→ Task brief
Wherever the word "JSON" appears in a line, extract that line.

Items from a data source:
○ ○ ○ ○ ○ ○ ○
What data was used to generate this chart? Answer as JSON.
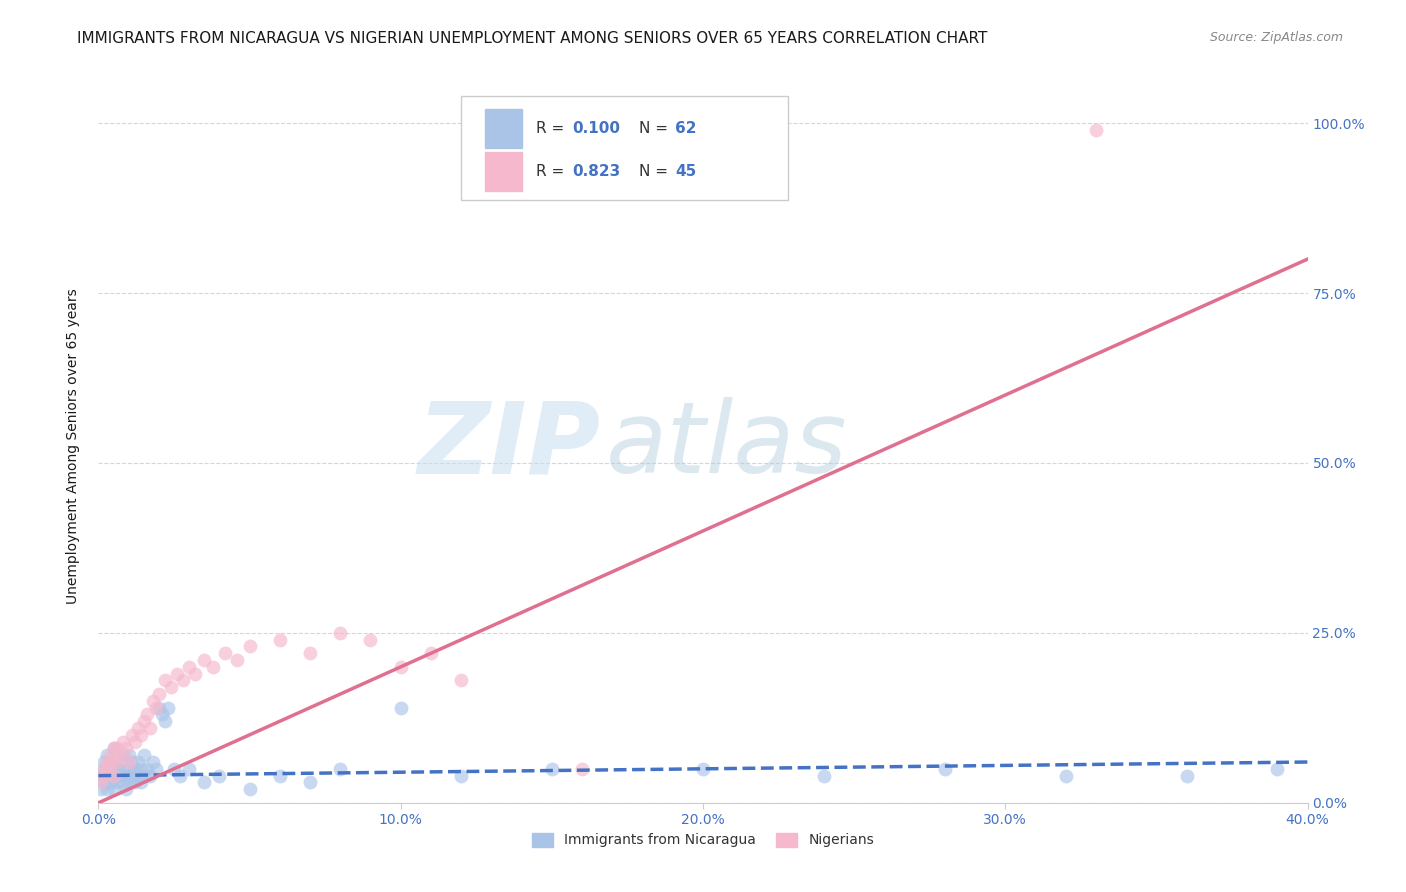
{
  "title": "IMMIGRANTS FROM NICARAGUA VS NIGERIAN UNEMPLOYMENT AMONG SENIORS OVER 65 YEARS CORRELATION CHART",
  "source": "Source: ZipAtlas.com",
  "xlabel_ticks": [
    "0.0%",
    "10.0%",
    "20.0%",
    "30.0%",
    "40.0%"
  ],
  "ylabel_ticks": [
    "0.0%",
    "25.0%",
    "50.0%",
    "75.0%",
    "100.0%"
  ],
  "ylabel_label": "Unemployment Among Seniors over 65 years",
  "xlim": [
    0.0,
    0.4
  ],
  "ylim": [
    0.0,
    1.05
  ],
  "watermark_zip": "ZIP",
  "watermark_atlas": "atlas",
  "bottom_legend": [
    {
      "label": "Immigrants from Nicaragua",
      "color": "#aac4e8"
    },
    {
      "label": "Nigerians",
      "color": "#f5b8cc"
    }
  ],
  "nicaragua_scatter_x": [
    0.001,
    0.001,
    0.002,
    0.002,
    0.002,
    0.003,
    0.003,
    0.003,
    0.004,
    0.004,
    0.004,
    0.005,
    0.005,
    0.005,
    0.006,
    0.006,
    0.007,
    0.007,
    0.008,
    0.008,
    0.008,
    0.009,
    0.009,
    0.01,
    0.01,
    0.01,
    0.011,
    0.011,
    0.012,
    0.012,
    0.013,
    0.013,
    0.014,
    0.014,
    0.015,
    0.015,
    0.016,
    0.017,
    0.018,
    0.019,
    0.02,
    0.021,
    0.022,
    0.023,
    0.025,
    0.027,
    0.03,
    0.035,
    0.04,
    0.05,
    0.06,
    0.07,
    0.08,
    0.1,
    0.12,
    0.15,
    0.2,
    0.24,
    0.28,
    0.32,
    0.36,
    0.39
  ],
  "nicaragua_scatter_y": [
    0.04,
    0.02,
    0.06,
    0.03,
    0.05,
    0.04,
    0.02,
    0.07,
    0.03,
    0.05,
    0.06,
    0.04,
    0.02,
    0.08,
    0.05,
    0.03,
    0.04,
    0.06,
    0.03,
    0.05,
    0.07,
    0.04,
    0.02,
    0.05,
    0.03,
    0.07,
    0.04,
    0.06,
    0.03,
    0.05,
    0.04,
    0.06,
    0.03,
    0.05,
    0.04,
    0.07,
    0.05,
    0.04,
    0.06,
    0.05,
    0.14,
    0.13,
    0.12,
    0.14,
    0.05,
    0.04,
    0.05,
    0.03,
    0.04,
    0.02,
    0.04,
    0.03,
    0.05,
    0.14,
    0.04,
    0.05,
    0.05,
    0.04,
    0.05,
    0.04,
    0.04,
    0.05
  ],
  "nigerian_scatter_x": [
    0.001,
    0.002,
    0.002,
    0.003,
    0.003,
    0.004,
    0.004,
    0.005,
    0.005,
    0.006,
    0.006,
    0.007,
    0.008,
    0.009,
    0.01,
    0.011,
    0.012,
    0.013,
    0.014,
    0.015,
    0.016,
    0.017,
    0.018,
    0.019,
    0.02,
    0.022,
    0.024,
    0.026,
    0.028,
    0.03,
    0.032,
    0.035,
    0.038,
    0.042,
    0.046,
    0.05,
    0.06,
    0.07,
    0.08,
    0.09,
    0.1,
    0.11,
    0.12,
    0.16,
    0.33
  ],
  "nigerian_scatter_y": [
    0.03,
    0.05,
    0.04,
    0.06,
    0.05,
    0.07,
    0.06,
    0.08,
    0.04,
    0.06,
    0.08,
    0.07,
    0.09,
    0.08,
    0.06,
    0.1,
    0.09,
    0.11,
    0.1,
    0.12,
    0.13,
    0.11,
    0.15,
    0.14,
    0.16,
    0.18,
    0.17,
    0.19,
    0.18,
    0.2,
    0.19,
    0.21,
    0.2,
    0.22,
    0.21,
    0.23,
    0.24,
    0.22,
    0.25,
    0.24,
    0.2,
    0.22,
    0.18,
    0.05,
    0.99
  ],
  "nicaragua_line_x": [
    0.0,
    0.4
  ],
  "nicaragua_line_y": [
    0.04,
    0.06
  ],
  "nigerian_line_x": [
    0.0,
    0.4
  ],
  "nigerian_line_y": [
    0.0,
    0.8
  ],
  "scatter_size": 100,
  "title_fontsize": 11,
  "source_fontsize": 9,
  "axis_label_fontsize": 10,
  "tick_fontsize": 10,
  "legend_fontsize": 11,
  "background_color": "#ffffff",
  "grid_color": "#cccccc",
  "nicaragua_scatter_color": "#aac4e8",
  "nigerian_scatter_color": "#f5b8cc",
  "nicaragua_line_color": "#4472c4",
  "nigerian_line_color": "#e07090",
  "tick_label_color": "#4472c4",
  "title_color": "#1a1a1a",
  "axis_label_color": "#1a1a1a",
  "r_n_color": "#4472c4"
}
○ ○ ○ ○ ○ ○ ○
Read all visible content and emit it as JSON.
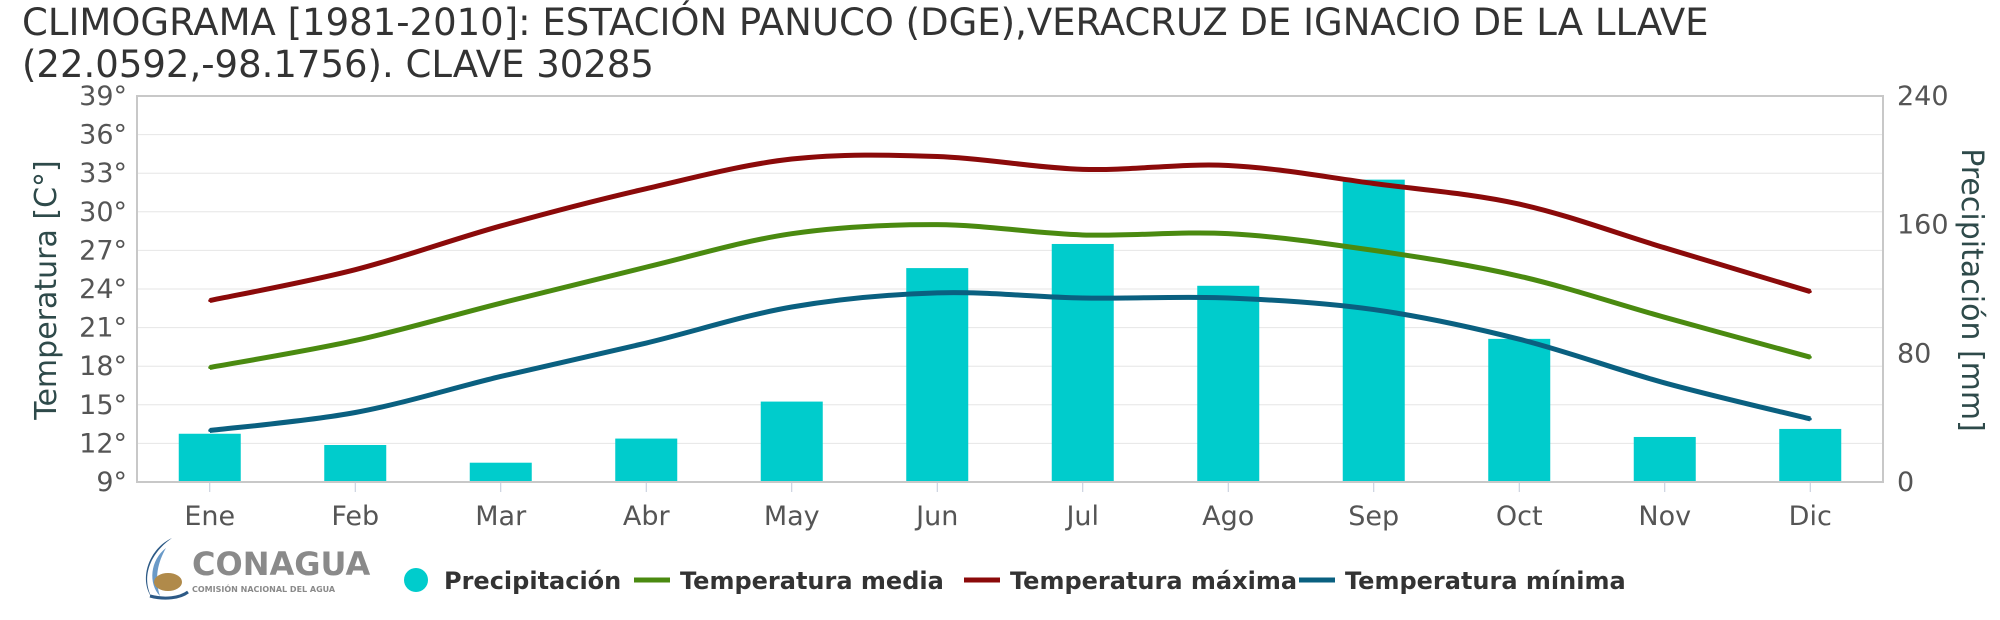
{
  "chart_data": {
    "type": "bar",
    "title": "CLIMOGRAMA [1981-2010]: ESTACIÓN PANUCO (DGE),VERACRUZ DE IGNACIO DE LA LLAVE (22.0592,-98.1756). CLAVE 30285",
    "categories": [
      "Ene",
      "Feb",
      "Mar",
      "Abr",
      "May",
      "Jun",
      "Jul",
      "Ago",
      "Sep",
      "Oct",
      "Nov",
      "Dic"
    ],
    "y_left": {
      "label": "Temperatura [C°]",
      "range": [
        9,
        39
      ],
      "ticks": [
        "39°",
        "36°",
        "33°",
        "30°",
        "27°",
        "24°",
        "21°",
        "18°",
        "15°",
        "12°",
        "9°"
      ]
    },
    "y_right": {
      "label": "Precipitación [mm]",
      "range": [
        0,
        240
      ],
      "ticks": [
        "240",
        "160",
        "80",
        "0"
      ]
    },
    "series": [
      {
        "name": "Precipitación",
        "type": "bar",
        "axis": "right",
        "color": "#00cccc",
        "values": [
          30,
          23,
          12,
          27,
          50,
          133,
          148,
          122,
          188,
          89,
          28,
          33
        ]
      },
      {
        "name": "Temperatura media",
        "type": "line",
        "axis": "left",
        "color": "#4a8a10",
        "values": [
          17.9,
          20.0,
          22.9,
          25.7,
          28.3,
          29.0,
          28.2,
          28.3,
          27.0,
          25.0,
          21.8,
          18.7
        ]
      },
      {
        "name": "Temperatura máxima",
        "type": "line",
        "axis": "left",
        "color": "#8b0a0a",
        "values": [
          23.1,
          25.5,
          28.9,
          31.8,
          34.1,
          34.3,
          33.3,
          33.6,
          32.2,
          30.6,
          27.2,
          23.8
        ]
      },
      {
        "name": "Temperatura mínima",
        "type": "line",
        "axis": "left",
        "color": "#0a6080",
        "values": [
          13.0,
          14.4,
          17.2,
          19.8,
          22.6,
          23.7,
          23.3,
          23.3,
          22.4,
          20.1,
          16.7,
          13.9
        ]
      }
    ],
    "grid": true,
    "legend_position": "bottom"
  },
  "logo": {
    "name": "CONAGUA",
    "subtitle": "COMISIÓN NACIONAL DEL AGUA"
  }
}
○ ○ ○ ○ ○ ○ ○
→ Completed task
What data was used to generate this chart? Answer as JSON.
Read all visible content and emit it as JSON.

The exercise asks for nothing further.